Work to complete
Filter the records for lines holding the string "name".

Figure contents as structured data
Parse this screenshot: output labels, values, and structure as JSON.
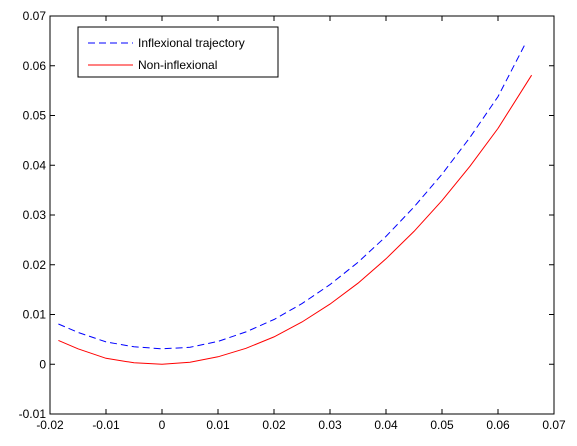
{
  "chart_data": {
    "type": "line",
    "title": "",
    "xlabel": "",
    "ylabel": "",
    "xlim": [
      -0.02,
      0.07
    ],
    "ylim": [
      -0.01,
      0.07
    ],
    "xticks": [
      -0.02,
      -0.01,
      0,
      0.01,
      0.02,
      0.03,
      0.04,
      0.05,
      0.06,
      0.07
    ],
    "xtick_labels": [
      "-0.02",
      "-0.01",
      "0",
      "0.01",
      "0.02",
      "0.03",
      "0.04",
      "0.05",
      "0.06",
      "0.07"
    ],
    "yticks": [
      -0.01,
      0,
      0.01,
      0.02,
      0.03,
      0.04,
      0.05,
      0.06,
      0.07
    ],
    "ytick_labels": [
      "-0.01",
      "0",
      "0.01",
      "0.02",
      "0.03",
      "0.04",
      "0.05",
      "0.06",
      "0.07"
    ],
    "grid": false,
    "legend_position": "top-left",
    "series": [
      {
        "name": "Inflexional trajectory",
        "color": "#0000ff",
        "dash": "dashed",
        "x": [
          -0.0185,
          -0.015,
          -0.01,
          -0.005,
          0,
          0.005,
          0.01,
          0.015,
          0.02,
          0.025,
          0.03,
          0.035,
          0.04,
          0.045,
          0.05,
          0.055,
          0.06,
          0.065
        ],
        "y": [
          0.0081,
          0.0064,
          0.0045,
          0.0035,
          0.0031,
          0.0034,
          0.0046,
          0.0065,
          0.009,
          0.0122,
          0.016,
          0.0205,
          0.0257,
          0.0316,
          0.0382,
          0.0456,
          0.0538,
          0.0647
        ]
      },
      {
        "name": "Non-inflexional",
        "color": "#ff0000",
        "dash": "solid",
        "x": [
          -0.0185,
          -0.015,
          -0.01,
          -0.005,
          0,
          0.005,
          0.01,
          0.015,
          0.02,
          0.025,
          0.03,
          0.035,
          0.04,
          0.045,
          0.05,
          0.055,
          0.06,
          0.066
        ],
        "y": [
          0.0048,
          0.0031,
          0.0012,
          0.0003,
          0.0,
          0.0004,
          0.0015,
          0.0032,
          0.0055,
          0.0085,
          0.0121,
          0.0163,
          0.0212,
          0.0267,
          0.0329,
          0.0398,
          0.0474,
          0.0581
        ]
      }
    ]
  }
}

Expected answer
        "name": "Inflexional trajectory",
        "name": "Non-inflexional",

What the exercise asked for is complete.